>>>

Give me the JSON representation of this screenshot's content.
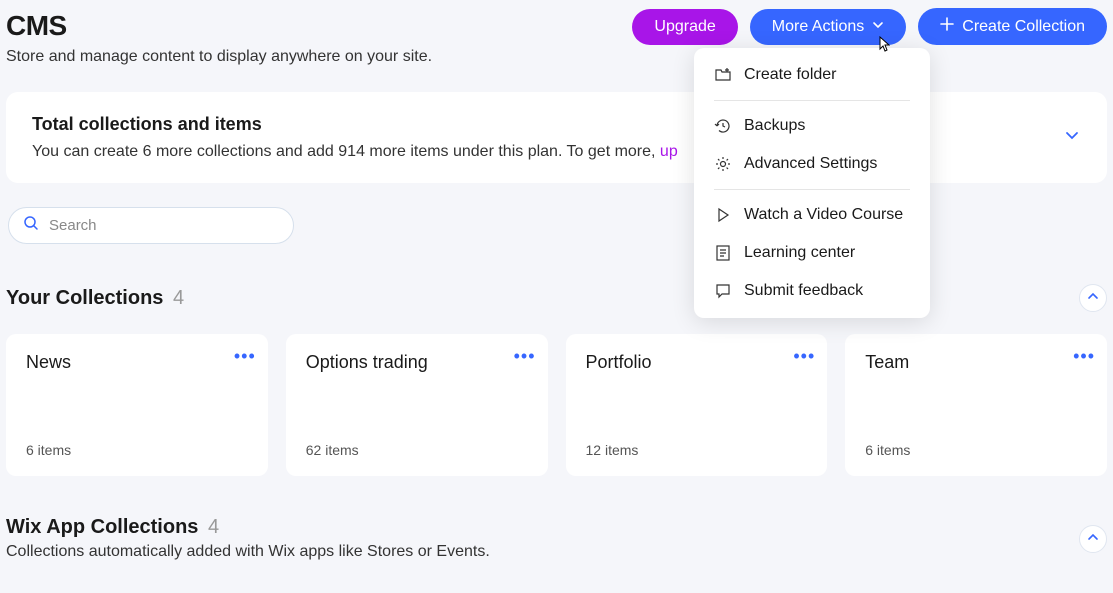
{
  "header": {
    "title": "CMS",
    "subtitle": "Store and manage content to display anywhere on your site.",
    "upgrade_label": "Upgrade",
    "more_actions_label": "More Actions",
    "create_collection_label": "Create Collection"
  },
  "info": {
    "title": "Total collections and items",
    "text_prefix": "You can create 6 more collections and add 914 more items under this plan. To get more, ",
    "link_text": "up"
  },
  "search": {
    "placeholder": "Search"
  },
  "dropdown": {
    "items": [
      {
        "label": "Create folder"
      },
      {
        "label": "Backups"
      },
      {
        "label": "Advanced Settings"
      },
      {
        "label": "Watch a Video Course"
      },
      {
        "label": "Learning center"
      },
      {
        "label": "Submit feedback"
      }
    ]
  },
  "your_collections": {
    "title": "Your Collections",
    "count": "4",
    "cards": [
      {
        "title": "News",
        "items": "6 items"
      },
      {
        "title": "Options trading",
        "items": "62 items"
      },
      {
        "title": "Portfolio",
        "items": "12 items"
      },
      {
        "title": "Team",
        "items": "6 items"
      }
    ]
  },
  "wix_collections": {
    "title": "Wix App Collections",
    "count": "4",
    "subtitle": "Collections automatically added with Wix apps like Stores or Events."
  }
}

<<<

- WHAT TO DO: Make an exact copy of every record, pictures excluded.

- ANSWER IN FULL:
Give me the JSON representation of this screenshot's content.
{
  "header": {
    "title": "CMS",
    "subtitle": "Store and manage content to display anywhere on your site.",
    "upgrade_label": "Upgrade",
    "more_actions_label": "More Actions",
    "create_collection_label": "Create Collection"
  },
  "info": {
    "title": "Total collections and items",
    "text_prefix": "You can create 6 more collections and add 914 more items under this plan. To get more, ",
    "link_text": "up"
  },
  "search": {
    "placeholder": "Search"
  },
  "dropdown": {
    "items": [
      {
        "label": "Create folder"
      },
      {
        "label": "Backups"
      },
      {
        "label": "Advanced Settings"
      },
      {
        "label": "Watch a Video Course"
      },
      {
        "label": "Learning center"
      },
      {
        "label": "Submit feedback"
      }
    ]
  },
  "your_collections": {
    "title": "Your Collections",
    "count": "4",
    "cards": [
      {
        "title": "News",
        "items": "6 items"
      },
      {
        "title": "Options trading",
        "items": "62 items"
      },
      {
        "title": "Portfolio",
        "items": "12 items"
      },
      {
        "title": "Team",
        "items": "6 items"
      }
    ]
  },
  "wix_collections": {
    "title": "Wix App Collections",
    "count": "4",
    "subtitle": "Collections automatically added with Wix apps like Stores or Events."
  }
}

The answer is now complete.